Stored records
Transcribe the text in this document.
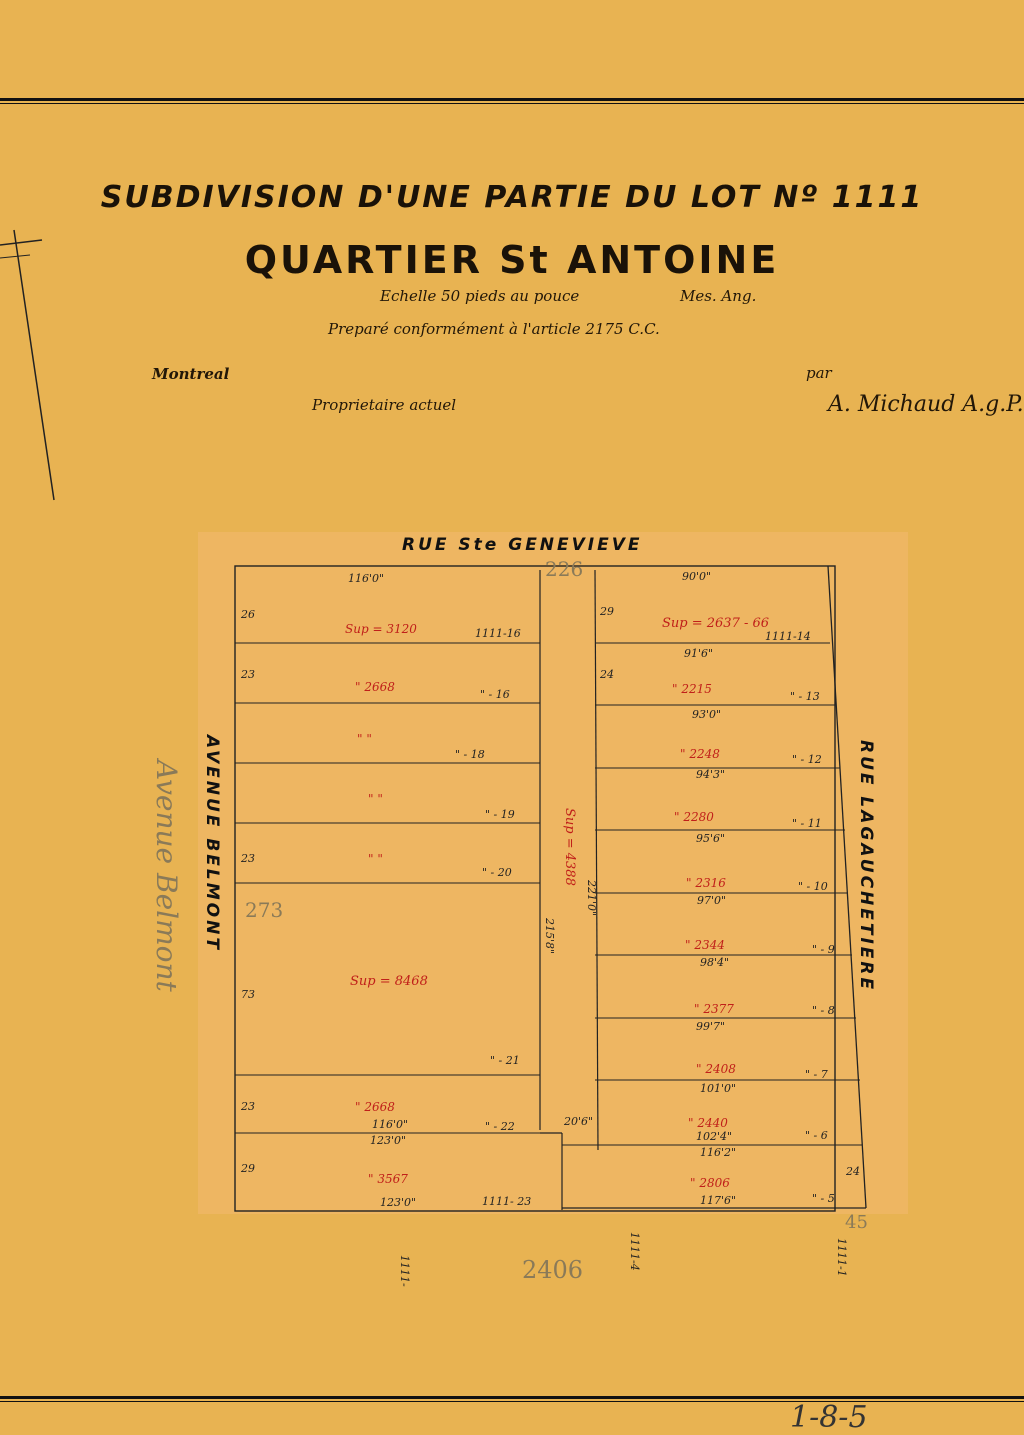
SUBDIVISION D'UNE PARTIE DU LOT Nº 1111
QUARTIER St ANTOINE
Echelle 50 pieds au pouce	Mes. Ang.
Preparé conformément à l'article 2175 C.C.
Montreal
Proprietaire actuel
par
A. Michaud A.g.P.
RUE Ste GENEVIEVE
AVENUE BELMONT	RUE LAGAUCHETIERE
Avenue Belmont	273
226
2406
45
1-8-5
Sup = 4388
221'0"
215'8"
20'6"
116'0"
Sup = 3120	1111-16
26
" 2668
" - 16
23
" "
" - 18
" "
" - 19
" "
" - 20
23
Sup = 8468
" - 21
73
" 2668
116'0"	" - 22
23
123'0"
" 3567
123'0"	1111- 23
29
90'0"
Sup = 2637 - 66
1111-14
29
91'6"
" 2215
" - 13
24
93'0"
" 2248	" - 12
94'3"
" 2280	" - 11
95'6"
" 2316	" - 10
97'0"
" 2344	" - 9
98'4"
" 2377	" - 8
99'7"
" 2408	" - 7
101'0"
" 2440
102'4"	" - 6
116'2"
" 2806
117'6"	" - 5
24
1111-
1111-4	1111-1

==

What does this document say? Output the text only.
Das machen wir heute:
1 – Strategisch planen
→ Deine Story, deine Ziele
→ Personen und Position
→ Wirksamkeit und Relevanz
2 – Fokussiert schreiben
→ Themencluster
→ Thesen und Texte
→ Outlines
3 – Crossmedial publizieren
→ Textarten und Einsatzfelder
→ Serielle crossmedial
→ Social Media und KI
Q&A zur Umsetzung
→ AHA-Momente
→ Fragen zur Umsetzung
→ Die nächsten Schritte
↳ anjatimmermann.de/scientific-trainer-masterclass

**WORK TO DO:**
Note every line above where the string "Umsetzung" shows up, and copy those lines.

**TASK OUTPUT:**
Q&A zur Umsetzung
→ Fragen zur Umsetzung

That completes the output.